-- START --
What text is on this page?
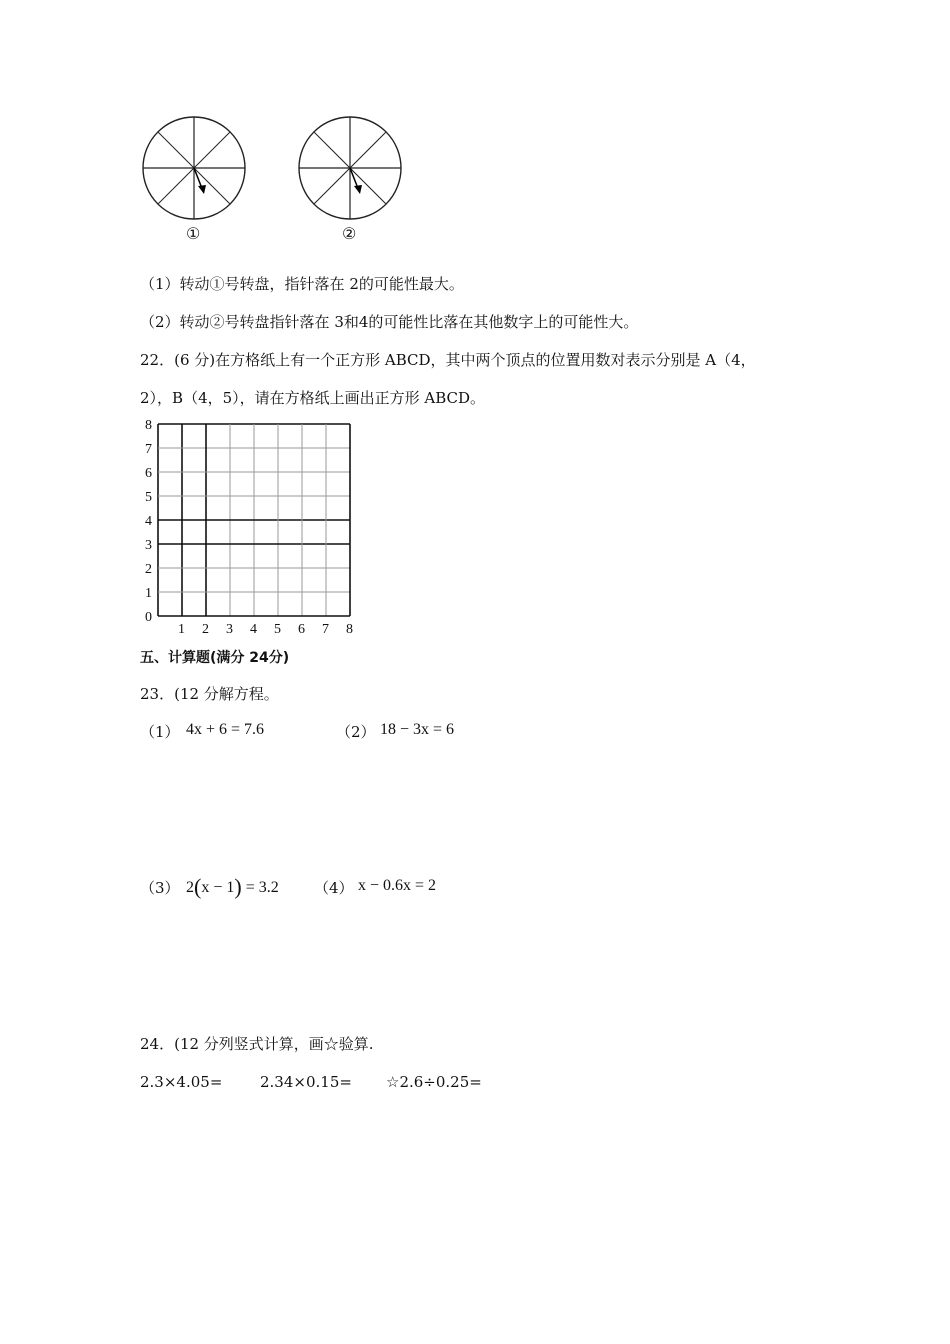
①	②
（1）转动①号转盘，指针落在 2的可能性最大。
（2）转动②号转盘指针落在 3和4的可能性比落在其他数字上的可能性大。
22．(6 分)在方格纸上有一个正方形 ABCD，其中两个顶点的位置用数对表示分别是 A（4，
2），B（4，5），请在方格纸上画出正方形 ABCD。
0
1
2
3
4
5
6
7
8
1 2 3 4 5 6 7 8
五、计算题(满分 24分)
23．(12 分解方程。
（1） 4x + 6 = 7.6	（2） 18 − 3x = 6
（3） 2(x − 1) = 3.2 （4） x − 0.6x = 2
24．(12 分列竖式计算，画☆验算.
2.3×4.05=	2.34×0.15= ☆2.6÷0.25=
-- END --
- [TASK BRIEF]:
From the records above, pull out each line that has "ABCD".

- [TASK OUTPUT]:
22．(6 分)在方格纸上有一个正方形 ABCD，其中两个顶点的位置用数对表示分别是 A（4，
2），B（4，5），请在方格纸上画出正方形 ABCD。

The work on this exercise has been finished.